## START Information shown

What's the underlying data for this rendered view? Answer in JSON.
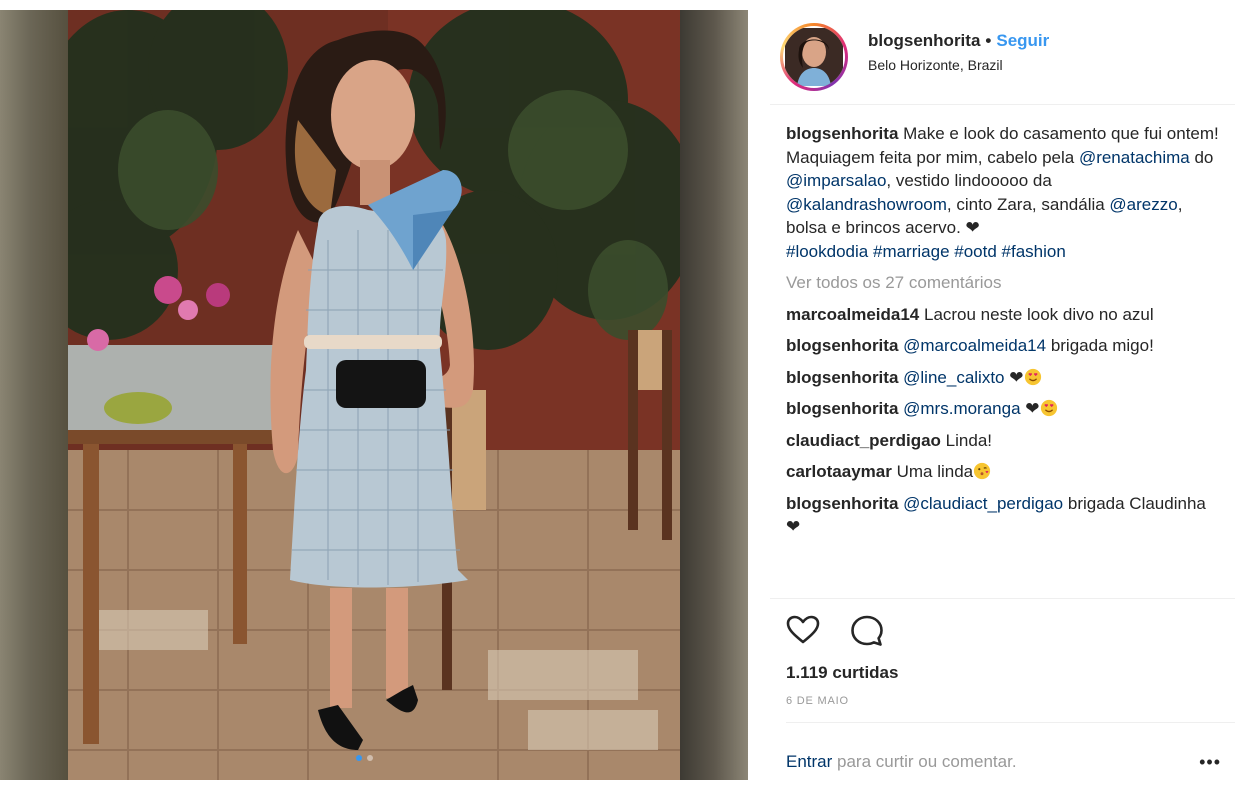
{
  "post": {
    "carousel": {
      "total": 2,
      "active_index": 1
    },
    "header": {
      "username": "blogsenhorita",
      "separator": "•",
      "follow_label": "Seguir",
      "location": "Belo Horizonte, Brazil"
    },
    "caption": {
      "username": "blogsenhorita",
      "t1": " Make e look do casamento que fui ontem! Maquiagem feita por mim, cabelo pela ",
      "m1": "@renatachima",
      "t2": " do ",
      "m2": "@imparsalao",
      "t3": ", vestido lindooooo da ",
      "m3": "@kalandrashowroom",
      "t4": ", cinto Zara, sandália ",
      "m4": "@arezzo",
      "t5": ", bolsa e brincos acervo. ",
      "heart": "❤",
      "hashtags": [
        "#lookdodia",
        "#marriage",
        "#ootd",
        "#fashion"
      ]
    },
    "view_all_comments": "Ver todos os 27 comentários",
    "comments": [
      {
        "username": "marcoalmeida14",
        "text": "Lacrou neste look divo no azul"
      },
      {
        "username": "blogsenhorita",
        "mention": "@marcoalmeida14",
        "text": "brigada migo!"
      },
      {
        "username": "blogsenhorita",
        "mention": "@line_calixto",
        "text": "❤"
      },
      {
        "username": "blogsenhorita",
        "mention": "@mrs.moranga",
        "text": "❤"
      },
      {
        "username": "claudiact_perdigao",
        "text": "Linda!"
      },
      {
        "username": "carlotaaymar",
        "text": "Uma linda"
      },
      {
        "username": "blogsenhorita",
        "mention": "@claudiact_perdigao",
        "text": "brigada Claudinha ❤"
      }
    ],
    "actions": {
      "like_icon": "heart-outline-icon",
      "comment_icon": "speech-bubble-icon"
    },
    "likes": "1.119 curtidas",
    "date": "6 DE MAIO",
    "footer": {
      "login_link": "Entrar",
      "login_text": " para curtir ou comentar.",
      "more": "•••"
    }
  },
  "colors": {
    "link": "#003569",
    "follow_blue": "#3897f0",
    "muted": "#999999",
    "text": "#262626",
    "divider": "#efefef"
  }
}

## END Information shown

▶ _Task statement_: Output every entry exactly as given; pictures are not part of the copy.

▶ _Task solution_:
What's the underlying data for this rendered view? Answer in JSON.
{
  "post": {
    "carousel": {
      "total": 2,
      "active_index": 1
    },
    "header": {
      "username": "blogsenhorita",
      "separator": "•",
      "follow_label": "Seguir",
      "location": "Belo Horizonte, Brazil"
    },
    "caption": {
      "username": "blogsenhorita",
      "t1": " Make e look do casamento que fui ontem! Maquiagem feita por mim, cabelo pela ",
      "m1": "@renatachima",
      "t2": " do ",
      "m2": "@imparsalao",
      "t3": ", vestido lindooooo da ",
      "m3": "@kalandrashowroom",
      "t4": ", cinto Zara, sandália ",
      "m4": "@arezzo",
      "t5": ", bolsa e brincos acervo. ",
      "heart": "❤",
      "hashtags": [
        "#lookdodia",
        "#marriage",
        "#ootd",
        "#fashion"
      ]
    },
    "view_all_comments": "Ver todos os 27 comentários",
    "comments": [
      {
        "username": "marcoalmeida14",
        "text": "Lacrou neste look divo no azul"
      },
      {
        "username": "blogsenhorita",
        "mention": "@marcoalmeida14",
        "text": "brigada migo!"
      },
      {
        "username": "blogsenhorita",
        "mention": "@line_calixto",
        "text": "❤"
      },
      {
        "username": "blogsenhorita",
        "mention": "@mrs.moranga",
        "text": "❤"
      },
      {
        "username": "claudiact_perdigao",
        "text": "Linda!"
      },
      {
        "username": "carlotaaymar",
        "text": "Uma linda"
      },
      {
        "username": "blogsenhorita",
        "mention": "@claudiact_perdigao",
        "text": "brigada Claudinha ❤"
      }
    ],
    "actions": {
      "like_icon": "heart-outline-icon",
      "comment_icon": "speech-bubble-icon"
    },
    "likes": "1.119 curtidas",
    "date": "6 DE MAIO",
    "footer": {
      "login_link": "Entrar",
      "login_text": " para curtir ou comentar.",
      "more": "•••"
    }
  },
  "colors": {
    "link": "#003569",
    "follow_blue": "#3897f0",
    "muted": "#999999",
    "text": "#262626",
    "divider": "#efefef"
  }
}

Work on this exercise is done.